### What you should do
Repeat the data below exactly, dropping any pictures it holds.

### Material to process
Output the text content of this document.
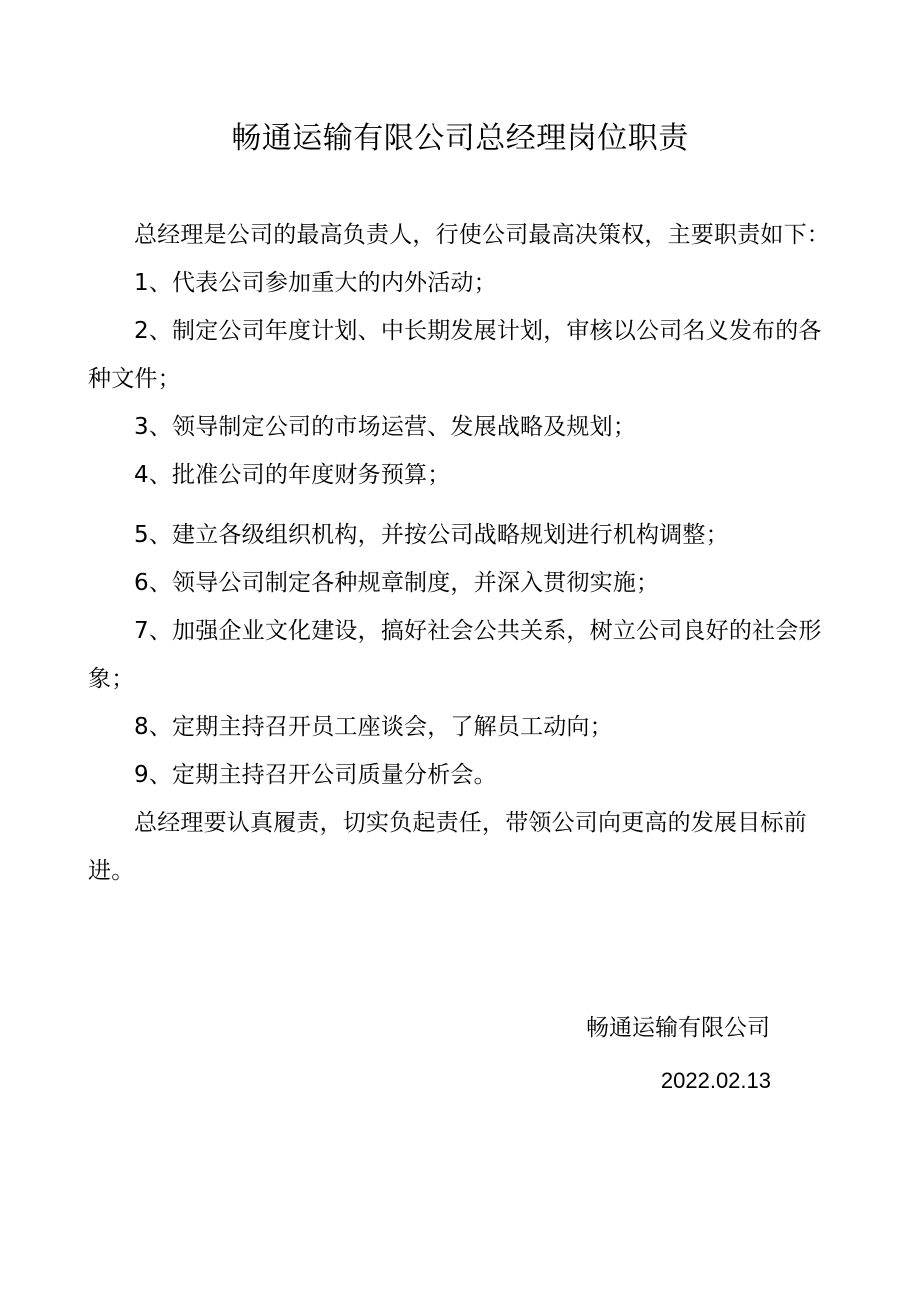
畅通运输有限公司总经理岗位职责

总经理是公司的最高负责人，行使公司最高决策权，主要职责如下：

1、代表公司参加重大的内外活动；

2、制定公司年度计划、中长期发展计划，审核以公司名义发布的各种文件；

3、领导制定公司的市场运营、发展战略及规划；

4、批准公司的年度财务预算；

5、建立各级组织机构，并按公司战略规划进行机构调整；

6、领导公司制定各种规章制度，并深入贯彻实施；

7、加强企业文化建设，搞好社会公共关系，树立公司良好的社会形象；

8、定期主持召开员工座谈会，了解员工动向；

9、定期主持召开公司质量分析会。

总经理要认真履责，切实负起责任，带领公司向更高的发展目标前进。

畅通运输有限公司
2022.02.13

### Full response
Output the text content of this document.
畅通运输有限公司总经理岗位职责

总经理是公司的最高负责人，行使公司最高决策权，主要职责如下：

1、代表公司参加重大的内外活动；

2、制定公司年度计划、中长期发展计划，审核以公司名义发布的各种文件；

3、领导制定公司的市场运营、发展战略及规划；

4、批准公司的年度财务预算；

5、建立各级组织机构，并按公司战略规划进行机构调整；

6、领导公司制定各种规章制度，并深入贯彻实施；

7、加强企业文化建设，搞好社会公共关系，树立公司良好的社会形象；

8、定期主持召开员工座谈会，了解员工动向；

9、定期主持召开公司质量分析会。

总经理要认真履责，切实负起责任，带领公司向更高的发展目标前进。

畅通运输有限公司
2022.02.13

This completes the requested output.